Entries taken from a collection
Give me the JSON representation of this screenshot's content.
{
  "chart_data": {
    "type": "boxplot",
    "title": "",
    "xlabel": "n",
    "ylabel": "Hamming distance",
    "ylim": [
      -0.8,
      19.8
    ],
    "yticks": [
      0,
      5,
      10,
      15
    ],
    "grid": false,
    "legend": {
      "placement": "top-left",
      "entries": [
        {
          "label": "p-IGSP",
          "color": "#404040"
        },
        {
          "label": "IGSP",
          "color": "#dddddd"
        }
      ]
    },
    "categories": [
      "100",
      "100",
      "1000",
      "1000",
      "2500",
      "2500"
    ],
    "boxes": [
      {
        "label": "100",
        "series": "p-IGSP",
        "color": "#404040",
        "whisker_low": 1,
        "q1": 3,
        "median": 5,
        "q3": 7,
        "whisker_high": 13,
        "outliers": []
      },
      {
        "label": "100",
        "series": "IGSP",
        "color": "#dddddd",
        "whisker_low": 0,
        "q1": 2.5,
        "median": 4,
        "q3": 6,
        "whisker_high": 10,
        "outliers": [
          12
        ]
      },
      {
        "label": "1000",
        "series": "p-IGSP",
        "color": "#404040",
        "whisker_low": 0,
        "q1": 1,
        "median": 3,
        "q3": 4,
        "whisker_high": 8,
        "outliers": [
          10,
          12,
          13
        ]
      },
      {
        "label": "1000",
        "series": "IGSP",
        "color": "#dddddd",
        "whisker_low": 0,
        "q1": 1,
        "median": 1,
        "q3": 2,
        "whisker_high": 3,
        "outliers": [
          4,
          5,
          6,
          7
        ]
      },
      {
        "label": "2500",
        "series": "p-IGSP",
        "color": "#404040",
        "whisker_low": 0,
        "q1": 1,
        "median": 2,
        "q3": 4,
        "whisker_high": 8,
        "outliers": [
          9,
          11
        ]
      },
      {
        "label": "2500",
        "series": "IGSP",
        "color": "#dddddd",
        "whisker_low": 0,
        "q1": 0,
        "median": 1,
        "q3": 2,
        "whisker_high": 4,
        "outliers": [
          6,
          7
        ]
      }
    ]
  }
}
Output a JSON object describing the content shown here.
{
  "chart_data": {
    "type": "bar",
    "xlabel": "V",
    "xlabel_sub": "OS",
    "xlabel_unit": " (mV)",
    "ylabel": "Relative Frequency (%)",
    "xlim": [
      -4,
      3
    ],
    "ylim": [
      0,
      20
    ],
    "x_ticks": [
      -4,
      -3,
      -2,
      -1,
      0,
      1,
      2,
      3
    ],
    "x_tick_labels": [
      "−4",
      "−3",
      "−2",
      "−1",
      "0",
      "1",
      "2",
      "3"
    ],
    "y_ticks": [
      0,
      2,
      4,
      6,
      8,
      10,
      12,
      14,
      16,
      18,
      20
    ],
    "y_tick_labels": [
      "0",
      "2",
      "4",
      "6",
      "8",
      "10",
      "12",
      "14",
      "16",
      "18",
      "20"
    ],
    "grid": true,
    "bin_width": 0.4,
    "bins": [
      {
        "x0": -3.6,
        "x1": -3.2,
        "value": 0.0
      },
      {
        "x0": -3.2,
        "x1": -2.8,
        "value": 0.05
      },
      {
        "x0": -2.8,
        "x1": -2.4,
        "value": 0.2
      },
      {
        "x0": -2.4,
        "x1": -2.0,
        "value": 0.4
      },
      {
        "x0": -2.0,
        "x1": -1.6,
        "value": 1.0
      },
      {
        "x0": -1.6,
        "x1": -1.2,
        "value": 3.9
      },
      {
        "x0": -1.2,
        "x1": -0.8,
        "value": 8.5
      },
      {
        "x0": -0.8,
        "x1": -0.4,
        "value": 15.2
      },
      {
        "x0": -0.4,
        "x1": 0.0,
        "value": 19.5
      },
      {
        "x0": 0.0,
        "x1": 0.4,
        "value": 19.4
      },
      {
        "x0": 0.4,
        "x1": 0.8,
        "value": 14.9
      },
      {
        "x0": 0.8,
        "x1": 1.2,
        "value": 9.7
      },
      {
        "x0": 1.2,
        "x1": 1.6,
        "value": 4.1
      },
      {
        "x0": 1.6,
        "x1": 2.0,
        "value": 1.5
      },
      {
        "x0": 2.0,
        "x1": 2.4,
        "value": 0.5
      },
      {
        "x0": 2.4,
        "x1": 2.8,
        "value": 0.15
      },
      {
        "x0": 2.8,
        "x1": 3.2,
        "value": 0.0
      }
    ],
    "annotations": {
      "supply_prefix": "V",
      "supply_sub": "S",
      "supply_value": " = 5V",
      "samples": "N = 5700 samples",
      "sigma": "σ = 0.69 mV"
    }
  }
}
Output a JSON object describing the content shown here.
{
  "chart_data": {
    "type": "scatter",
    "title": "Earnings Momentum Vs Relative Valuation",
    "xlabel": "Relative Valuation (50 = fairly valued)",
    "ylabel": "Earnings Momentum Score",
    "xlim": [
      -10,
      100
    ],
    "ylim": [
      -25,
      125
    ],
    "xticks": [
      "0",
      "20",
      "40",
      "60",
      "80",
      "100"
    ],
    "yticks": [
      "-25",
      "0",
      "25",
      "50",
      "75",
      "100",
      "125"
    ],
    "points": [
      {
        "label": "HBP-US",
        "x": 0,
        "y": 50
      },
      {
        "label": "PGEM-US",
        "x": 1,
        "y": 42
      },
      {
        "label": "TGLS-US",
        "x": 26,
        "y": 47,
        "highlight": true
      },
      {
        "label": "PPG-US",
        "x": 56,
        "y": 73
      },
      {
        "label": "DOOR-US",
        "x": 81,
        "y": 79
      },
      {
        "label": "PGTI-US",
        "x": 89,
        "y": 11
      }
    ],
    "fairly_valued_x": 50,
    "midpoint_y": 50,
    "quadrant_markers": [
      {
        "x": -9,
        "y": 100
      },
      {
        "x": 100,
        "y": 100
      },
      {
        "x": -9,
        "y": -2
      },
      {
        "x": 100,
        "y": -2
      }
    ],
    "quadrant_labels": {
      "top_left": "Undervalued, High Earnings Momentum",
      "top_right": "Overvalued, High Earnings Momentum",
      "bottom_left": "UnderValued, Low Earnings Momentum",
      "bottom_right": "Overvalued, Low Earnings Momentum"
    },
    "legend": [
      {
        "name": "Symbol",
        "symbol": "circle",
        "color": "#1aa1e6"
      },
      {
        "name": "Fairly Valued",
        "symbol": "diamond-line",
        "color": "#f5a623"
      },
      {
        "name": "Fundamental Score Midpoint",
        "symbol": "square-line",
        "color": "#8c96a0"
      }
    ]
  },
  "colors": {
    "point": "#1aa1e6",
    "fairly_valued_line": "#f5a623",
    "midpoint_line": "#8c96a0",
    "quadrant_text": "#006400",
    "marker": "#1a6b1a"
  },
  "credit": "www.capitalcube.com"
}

* [EXERCISE PROMPT] Set down every line of the listing above again, exactly as given.

* [ANSWER IN FULL]
Give me the JSON representation of this screenshot's content.
{
  "chart_data": {
    "type": "boxplot",
    "title": "",
    "xlabel": "n",
    "ylabel": "Hamming distance",
    "ylim": [
      -0.8,
      19.8
    ],
    "yticks": [
      0,
      5,
      10,
      15
    ],
    "grid": false,
    "legend": {
      "placement": "top-left",
      "entries": [
        {
          "label": "p-IGSP",
          "color": "#404040"
        },
        {
          "label": "IGSP",
          "color": "#dddddd"
        }
      ]
    },
    "categories": [
      "100",
      "100",
      "1000",
      "1000",
      "2500",
      "2500"
    ],
    "boxes": [
      {
        "label": "100",
        "series": "p-IGSP",
        "color": "#404040",
        "whisker_low": 1,
        "q1": 3,
        "median": 5,
        "q3": 7,
        "whisker_high": 13,
        "outliers": []
      },
      {
        "label": "100",
        "series": "IGSP",
        "color": "#dddddd",
        "whisker_low": 0,
        "q1": 2.5,
        "median": 4,
        "q3": 6,
        "whisker_high": 10,
        "outliers": [
          12
        ]
      },
      {
        "label": "1000",
        "series": "p-IGSP",
        "color": "#404040",
        "whisker_low": 0,
        "q1": 1,
        "median": 3,
        "q3": 4,
        "whisker_high": 8,
        "outliers": [
          10,
          12,
          13
        ]
      },
      {
        "label": "1000",
        "series": "IGSP",
        "color": "#dddddd",
        "whisker_low": 0,
        "q1": 1,
        "median": 1,
        "q3": 2,
        "whisker_high": 3,
        "outliers": [
          4,
          5,
          6,
          7
        ]
      },
      {
        "label": "2500",
        "series": "p-IGSP",
        "color": "#404040",
        "whisker_low": 0,
        "q1": 1,
        "median": 2,
        "q3": 4,
        "whisker_high": 8,
        "outliers": [
          9,
          11
        ]
      },
      {
        "label": "2500",
        "series": "IGSP",
        "color": "#dddddd",
        "whisker_low": 0,
        "q1": 0,
        "median": 1,
        "q3": 2,
        "whisker_high": 4,
        "outliers": [
          6,
          7
        ]
      }
    ]
  }
}
Output a JSON object describing the content shown here.
{
  "chart_data": {
    "type": "bar",
    "xlabel": "V",
    "xlabel_sub": "OS",
    "xlabel_unit": " (mV)",
    "ylabel": "Relative Frequency (%)",
    "xlim": [
      -4,
      3
    ],
    "ylim": [
      0,
      20
    ],
    "x_ticks": [
      -4,
      -3,
      -2,
      -1,
      0,
      1,
      2,
      3
    ],
    "x_tick_labels": [
      "−4",
      "−3",
      "−2",
      "−1",
      "0",
      "1",
      "2",
      "3"
    ],
    "y_ticks": [
      0,
      2,
      4,
      6,
      8,
      10,
      12,
      14,
      16,
      18,
      20
    ],
    "y_tick_labels": [
      "0",
      "2",
      "4",
      "6",
      "8",
      "10",
      "12",
      "14",
      "16",
      "18",
      "20"
    ],
    "grid": true,
    "bin_width": 0.4,
    "bins": [
      {
        "x0": -3.6,
        "x1": -3.2,
        "value": 0.0
      },
      {
        "x0": -3.2,
        "x1": -2.8,
        "value": 0.05
      },
      {
        "x0": -2.8,
        "x1": -2.4,
        "value": 0.2
      },
      {
        "x0": -2.4,
        "x1": -2.0,
        "value": 0.4
      },
      {
        "x0": -2.0,
        "x1": -1.6,
        "value": 1.0
      },
      {
        "x0": -1.6,
        "x1": -1.2,
        "value": 3.9
      },
      {
        "x0": -1.2,
        "x1": -0.8,
        "value": 8.5
      },
      {
        "x0": -0.8,
        "x1": -0.4,
        "value": 15.2
      },
      {
        "x0": -0.4,
        "x1": 0.0,
        "value": 19.5
      },
      {
        "x0": 0.0,
        "x1": 0.4,
        "value": 19.4
      },
      {
        "x0": 0.4,
        "x1": 0.8,
        "value": 14.9
      },
      {
        "x0": 0.8,
        "x1": 1.2,
        "value": 9.7
      },
      {
        "x0": 1.2,
        "x1": 1.6,
        "value": 4.1
      },
      {
        "x0": 1.6,
        "x1": 2.0,
        "value": 1.5
      },
      {
        "x0": 2.0,
        "x1": 2.4,
        "value": 0.5
      },
      {
        "x0": 2.4,
        "x1": 2.8,
        "value": 0.15
      },
      {
        "x0": 2.8,
        "x1": 3.2,
        "value": 0.0
      }
    ],
    "annotations": {
      "supply_prefix": "V",
      "supply_sub": "S",
      "supply_value": " = 5V",
      "samples": "N = 5700 samples",
      "sigma": "σ = 0.69 mV"
    }
  }
}
Output a JSON object describing the content shown here.
{
  "chart_data": {
    "type": "scatter",
    "title": "Earnings Momentum Vs Relative Valuation",
    "xlabel": "Relative Valuation (50 = fairly valued)",
    "ylabel": "Earnings Momentum Score",
    "xlim": [
      -10,
      100
    ],
    "ylim": [
      -25,
      125
    ],
    "xticks": [
      "0",
      "20",
      "40",
      "60",
      "80",
      "100"
    ],
    "yticks": [
      "-25",
      "0",
      "25",
      "50",
      "75",
      "100",
      "125"
    ],
    "points": [
      {
        "label": "HBP-US",
        "x": 0,
        "y": 50
      },
      {
        "label": "PGEM-US",
        "x": 1,
        "y": 42
      },
      {
        "label": "TGLS-US",
        "x": 26,
        "y": 47,
        "highlight": true
      },
      {
        "label": "PPG-US",
        "x": 56,
        "y": 73
      },
      {
        "label": "DOOR-US",
        "x": 81,
        "y": 79
      },
      {
        "label": "PGTI-US",
        "x": 89,
        "y": 11
      }
    ],
    "fairly_valued_x": 50,
    "midpoint_y": 50,
    "quadrant_markers": [
      {
        "x": -9,
        "y": 100
      },
      {
        "x": 100,
        "y": 100
      },
      {
        "x": -9,
        "y": -2
      },
      {
        "x": 100,
        "y": -2
      }
    ],
    "quadrant_labels": {
      "top_left": "Undervalued, High Earnings Momentum",
      "top_right": "Overvalued, High Earnings Momentum",
      "bottom_left": "UnderValued, Low Earnings Momentum",
      "bottom_right": "Overvalued, Low Earnings Momentum"
    },
    "legend": [
      {
        "name": "Symbol",
        "symbol": "circle",
        "color": "#1aa1e6"
      },
      {
        "name": "Fairly Valued",
        "symbol": "diamond-line",
        "color": "#f5a623"
      },
      {
        "name": "Fundamental Score Midpoint",
        "symbol": "square-line",
        "color": "#8c96a0"
      }
    ]
  },
  "colors": {
    "point": "#1aa1e6",
    "fairly_valued_line": "#f5a623",
    "midpoint_line": "#8c96a0",
    "quadrant_text": "#006400",
    "marker": "#1a6b1a"
  },
  "credit": "www.capitalcube.com"
}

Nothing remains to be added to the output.